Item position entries
_ _ _ _
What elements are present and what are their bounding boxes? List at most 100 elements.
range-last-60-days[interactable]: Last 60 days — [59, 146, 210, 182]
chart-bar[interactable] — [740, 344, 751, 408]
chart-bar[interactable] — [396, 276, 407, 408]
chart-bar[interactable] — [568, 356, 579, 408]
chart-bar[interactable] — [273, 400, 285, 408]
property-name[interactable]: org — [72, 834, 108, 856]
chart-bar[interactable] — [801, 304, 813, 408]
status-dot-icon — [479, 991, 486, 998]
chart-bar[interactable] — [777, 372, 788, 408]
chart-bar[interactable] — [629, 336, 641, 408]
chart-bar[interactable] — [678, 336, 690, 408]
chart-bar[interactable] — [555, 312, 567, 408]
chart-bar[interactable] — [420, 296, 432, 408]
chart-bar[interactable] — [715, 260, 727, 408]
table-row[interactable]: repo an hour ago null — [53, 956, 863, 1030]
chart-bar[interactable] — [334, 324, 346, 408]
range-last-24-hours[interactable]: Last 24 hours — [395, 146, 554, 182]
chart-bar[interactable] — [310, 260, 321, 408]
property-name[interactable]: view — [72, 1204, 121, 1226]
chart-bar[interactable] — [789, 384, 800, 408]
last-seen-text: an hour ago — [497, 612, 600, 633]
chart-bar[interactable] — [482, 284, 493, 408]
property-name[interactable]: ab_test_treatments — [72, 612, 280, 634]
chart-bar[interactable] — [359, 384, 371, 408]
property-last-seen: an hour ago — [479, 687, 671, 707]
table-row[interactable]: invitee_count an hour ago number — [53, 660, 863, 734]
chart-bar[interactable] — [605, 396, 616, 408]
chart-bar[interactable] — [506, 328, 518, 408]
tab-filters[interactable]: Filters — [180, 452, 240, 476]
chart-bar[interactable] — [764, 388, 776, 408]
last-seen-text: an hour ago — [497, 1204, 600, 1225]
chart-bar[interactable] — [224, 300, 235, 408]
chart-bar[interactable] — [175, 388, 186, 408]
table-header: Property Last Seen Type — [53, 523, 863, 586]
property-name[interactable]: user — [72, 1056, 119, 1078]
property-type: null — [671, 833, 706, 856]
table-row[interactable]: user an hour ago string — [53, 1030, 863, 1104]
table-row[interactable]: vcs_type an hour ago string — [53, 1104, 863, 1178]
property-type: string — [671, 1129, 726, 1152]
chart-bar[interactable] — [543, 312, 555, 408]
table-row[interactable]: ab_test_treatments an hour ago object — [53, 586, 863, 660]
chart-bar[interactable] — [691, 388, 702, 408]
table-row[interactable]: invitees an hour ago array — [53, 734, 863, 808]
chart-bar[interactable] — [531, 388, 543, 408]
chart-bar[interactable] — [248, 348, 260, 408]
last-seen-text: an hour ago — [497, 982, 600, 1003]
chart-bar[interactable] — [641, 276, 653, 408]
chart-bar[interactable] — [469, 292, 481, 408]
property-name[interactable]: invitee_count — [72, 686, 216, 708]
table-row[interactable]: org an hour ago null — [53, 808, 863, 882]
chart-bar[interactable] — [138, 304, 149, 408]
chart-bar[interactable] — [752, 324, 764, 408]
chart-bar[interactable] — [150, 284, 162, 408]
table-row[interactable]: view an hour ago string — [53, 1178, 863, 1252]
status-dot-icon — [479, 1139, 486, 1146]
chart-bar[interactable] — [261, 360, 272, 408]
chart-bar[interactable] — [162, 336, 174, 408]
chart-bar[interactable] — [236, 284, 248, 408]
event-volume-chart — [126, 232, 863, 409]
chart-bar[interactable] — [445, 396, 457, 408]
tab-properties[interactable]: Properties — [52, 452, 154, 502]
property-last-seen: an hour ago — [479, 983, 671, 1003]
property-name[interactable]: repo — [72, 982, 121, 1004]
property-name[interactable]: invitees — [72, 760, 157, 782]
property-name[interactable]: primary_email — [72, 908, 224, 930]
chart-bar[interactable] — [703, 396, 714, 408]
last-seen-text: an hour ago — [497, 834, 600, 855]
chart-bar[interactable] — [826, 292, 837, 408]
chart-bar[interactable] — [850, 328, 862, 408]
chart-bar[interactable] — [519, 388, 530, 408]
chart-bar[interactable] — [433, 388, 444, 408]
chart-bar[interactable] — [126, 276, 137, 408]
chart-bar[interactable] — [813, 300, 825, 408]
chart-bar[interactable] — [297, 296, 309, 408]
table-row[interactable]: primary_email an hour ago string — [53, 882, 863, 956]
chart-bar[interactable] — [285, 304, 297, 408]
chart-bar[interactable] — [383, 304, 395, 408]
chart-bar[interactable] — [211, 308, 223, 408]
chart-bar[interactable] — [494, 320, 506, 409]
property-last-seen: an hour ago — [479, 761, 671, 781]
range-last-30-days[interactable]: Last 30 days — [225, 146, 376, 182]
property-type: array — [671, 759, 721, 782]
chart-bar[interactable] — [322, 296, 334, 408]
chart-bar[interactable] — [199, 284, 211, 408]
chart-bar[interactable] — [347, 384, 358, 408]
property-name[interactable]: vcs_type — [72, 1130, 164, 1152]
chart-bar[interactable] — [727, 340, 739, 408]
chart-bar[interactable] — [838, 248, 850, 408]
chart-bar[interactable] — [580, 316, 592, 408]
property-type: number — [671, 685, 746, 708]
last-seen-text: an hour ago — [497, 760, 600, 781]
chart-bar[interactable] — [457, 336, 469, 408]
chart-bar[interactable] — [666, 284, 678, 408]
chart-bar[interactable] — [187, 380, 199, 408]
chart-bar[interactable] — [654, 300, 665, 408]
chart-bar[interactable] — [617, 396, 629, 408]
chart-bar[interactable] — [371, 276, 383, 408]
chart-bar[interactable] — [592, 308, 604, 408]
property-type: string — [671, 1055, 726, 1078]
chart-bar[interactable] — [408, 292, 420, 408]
_ _ _ _
**Requirement**
Can you return every line of the data above, from its very first line down to the line containing "table-row[interactable]: vcs_type an", with both of those lines included and nothing altered?

**Exercise output**
What elements are present and what are their bounding boxes? List at most 100 elements.
range-last-60-days[interactable]: Last 60 days — [59, 146, 210, 182]
chart-bar[interactable] — [740, 344, 751, 408]
chart-bar[interactable] — [396, 276, 407, 408]
chart-bar[interactable] — [568, 356, 579, 408]
chart-bar[interactable] — [273, 400, 285, 408]
property-name[interactable]: org — [72, 834, 108, 856]
chart-bar[interactable] — [801, 304, 813, 408]
status-dot-icon — [479, 991, 486, 998]
chart-bar[interactable] — [777, 372, 788, 408]
chart-bar[interactable] — [629, 336, 641, 408]
chart-bar[interactable] — [678, 336, 690, 408]
chart-bar[interactable] — [555, 312, 567, 408]
chart-bar[interactable] — [420, 296, 432, 408]
chart-bar[interactable] — [715, 260, 727, 408]
table-row[interactable]: repo an hour ago null — [53, 956, 863, 1030]
chart-bar[interactable] — [334, 324, 346, 408]
range-last-24-hours[interactable]: Last 24 hours — [395, 146, 554, 182]
chart-bar[interactable] — [310, 260, 321, 408]
property-name[interactable]: view — [72, 1204, 121, 1226]
chart-bar[interactable] — [789, 384, 800, 408]
last-seen-text: an hour ago — [497, 612, 600, 633]
chart-bar[interactable] — [482, 284, 493, 408]
property-name[interactable]: ab_test_treatments — [72, 612, 280, 634]
chart-bar[interactable] — [359, 384, 371, 408]
property-last-seen: an hour ago — [479, 687, 671, 707]
table-row[interactable]: invitee_count an hour ago number — [53, 660, 863, 734]
chart-bar[interactable] — [605, 396, 616, 408]
chart-bar[interactable] — [506, 328, 518, 408]
tab-filters[interactable]: Filters — [180, 452, 240, 476]
chart-bar[interactable] — [764, 388, 776, 408]
last-seen-text: an hour ago — [497, 1204, 600, 1225]
chart-bar[interactable] — [224, 300, 235, 408]
chart-bar[interactable] — [175, 388, 186, 408]
table-header: Property Last Seen Type — [53, 523, 863, 586]
property-name[interactable]: user — [72, 1056, 119, 1078]
property-type: null — [671, 833, 706, 856]
table-row[interactable]: user an hour ago string — [53, 1030, 863, 1104]
table-row[interactable]: vcs_type an hour ago string — [53, 1104, 863, 1178]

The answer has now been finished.